• [What the task asks]: Send back all the data below, exactly as given.

Collected data entries
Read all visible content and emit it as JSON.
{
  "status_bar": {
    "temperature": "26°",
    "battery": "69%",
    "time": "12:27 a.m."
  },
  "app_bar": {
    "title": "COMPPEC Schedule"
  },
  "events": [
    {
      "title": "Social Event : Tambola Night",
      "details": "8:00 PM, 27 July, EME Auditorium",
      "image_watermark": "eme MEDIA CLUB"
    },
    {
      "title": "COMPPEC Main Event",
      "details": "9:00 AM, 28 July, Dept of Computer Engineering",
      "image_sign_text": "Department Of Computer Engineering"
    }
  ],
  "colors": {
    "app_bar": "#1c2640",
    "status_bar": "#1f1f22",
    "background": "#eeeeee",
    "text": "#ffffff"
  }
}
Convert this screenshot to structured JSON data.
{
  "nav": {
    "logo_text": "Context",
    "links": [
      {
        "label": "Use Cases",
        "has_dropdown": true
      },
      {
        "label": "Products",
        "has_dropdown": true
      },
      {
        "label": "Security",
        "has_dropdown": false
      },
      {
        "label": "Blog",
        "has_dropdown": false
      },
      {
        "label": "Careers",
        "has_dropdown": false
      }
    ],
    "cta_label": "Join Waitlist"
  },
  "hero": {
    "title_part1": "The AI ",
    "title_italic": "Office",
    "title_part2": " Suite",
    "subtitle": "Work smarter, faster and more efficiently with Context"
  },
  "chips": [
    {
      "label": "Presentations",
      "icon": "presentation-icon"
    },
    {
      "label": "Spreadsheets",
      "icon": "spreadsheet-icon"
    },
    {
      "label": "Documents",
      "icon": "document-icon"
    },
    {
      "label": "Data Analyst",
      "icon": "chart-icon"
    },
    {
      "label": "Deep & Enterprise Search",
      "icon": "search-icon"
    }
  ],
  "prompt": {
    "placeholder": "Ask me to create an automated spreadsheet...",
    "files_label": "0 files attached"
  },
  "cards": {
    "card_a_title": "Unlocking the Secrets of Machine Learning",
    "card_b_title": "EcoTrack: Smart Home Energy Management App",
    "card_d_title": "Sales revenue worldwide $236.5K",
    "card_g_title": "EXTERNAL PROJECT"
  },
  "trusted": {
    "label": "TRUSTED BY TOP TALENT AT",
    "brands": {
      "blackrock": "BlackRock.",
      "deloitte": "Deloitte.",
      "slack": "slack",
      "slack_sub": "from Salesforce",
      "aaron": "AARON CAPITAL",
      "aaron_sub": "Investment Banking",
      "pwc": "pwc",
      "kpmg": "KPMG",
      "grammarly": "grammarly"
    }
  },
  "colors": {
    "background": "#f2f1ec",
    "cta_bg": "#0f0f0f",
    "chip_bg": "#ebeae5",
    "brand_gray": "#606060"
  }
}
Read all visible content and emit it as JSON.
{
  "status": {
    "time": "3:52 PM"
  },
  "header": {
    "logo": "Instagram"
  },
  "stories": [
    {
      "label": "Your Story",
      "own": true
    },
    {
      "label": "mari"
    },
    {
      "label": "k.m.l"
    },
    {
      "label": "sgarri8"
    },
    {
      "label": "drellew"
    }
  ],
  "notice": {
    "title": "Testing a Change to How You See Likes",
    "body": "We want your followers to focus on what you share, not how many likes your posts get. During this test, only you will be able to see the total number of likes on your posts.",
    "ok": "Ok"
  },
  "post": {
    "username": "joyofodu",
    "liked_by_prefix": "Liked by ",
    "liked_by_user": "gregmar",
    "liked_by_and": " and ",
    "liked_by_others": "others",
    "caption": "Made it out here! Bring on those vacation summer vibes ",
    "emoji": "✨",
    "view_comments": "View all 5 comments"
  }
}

• [Right answer]:
Read all visible content and emit it as JSON.
{
  "status_bar": {
    "temperature": "26°",
    "battery": "69%",
    "time": "12:27 a.m."
  },
  "app_bar": {
    "title": "COMPPEC Schedule"
  },
  "events": [
    {
      "title": "Social Event : Tambola Night",
      "details": "8:00 PM, 27 July, EME Auditorium",
      "image_watermark": "eme MEDIA CLUB"
    },
    {
      "title": "COMPPEC Main Event",
      "details": "9:00 AM, 28 July, Dept of Computer Engineering",
      "image_sign_text": "Department Of Computer Engineering"
    }
  ],
  "colors": {
    "app_bar": "#1c2640",
    "status_bar": "#1f1f22",
    "background": "#eeeeee",
    "text": "#ffffff"
  }
}
Convert this screenshot to structured JSON data.
{
  "nav": {
    "logo_text": "Context",
    "links": [
      {
        "label": "Use Cases",
        "has_dropdown": true
      },
      {
        "label": "Products",
        "has_dropdown": true
      },
      {
        "label": "Security",
        "has_dropdown": false
      },
      {
        "label": "Blog",
        "has_dropdown": false
      },
      {
        "label": "Careers",
        "has_dropdown": false
      }
    ],
    "cta_label": "Join Waitlist"
  },
  "hero": {
    "title_part1": "The AI ",
    "title_italic": "Office",
    "title_part2": " Suite",
    "subtitle": "Work smarter, faster and more efficiently with Context"
  },
  "chips": [
    {
      "label": "Presentations",
      "icon": "presentation-icon"
    },
    {
      "label": "Spreadsheets",
      "icon": "spreadsheet-icon"
    },
    {
      "label": "Documents",
      "icon": "document-icon"
    },
    {
      "label": "Data Analyst",
      "icon": "chart-icon"
    },
    {
      "label": "Deep & Enterprise Search",
      "icon": "search-icon"
    }
  ],
  "prompt": {
    "placeholder": "Ask me to create an automated spreadsheet...",
    "files_label": "0 files attached"
  },
  "cards": {
    "card_a_title": "Unlocking the Secrets of Machine Learning",
    "card_b_title": "EcoTrack: Smart Home Energy Management App",
    "card_d_title": "Sales revenue worldwide $236.5K",
    "card_g_title": "EXTERNAL PROJECT"
  },
  "trusted": {
    "label": "TRUSTED BY TOP TALENT AT",
    "brands": {
      "blackrock": "BlackRock.",
      "deloitte": "Deloitte.",
      "slack": "slack",
      "slack_sub": "from Salesforce",
      "aaron": "AARON CAPITAL",
      "aaron_sub": "Investment Banking",
      "pwc": "pwc",
      "kpmg": "KPMG",
      "grammarly": "grammarly"
    }
  },
  "colors": {
    "background": "#f2f1ec",
    "cta_bg": "#0f0f0f",
    "chip_bg": "#ebeae5",
    "brand_gray": "#606060"
  }
}
Read all visible content and emit it as JSON.
{
  "status": {
    "time": "3:52 PM"
  },
  "header": {
    "logo": "Instagram"
  },
  "stories": [
    {
      "label": "Your Story",
      "own": true
    },
    {
      "label": "mari"
    },
    {
      "label": "k.m.l"
    },
    {
      "label": "sgarri8"
    },
    {
      "label": "drellew"
    }
  ],
  "notice": {
    "title": "Testing a Change to How You See Likes",
    "body": "We want your followers to focus on what you share, not how many likes your posts get. During this test, only you will be able to see the total number of likes on your posts.",
    "ok": "Ok"
  },
  "post": {
    "username": "joyofodu",
    "liked_by_prefix": "Liked by ",
    "liked_by_user": "gregmar",
    "liked_by_and": " and ",
    "liked_by_others": "others",
    "caption": "Made it out here! Bring on those vacation summer vibes ",
    "emoji": "✨",
    "view_comments": "View all 5 comments"
  }
}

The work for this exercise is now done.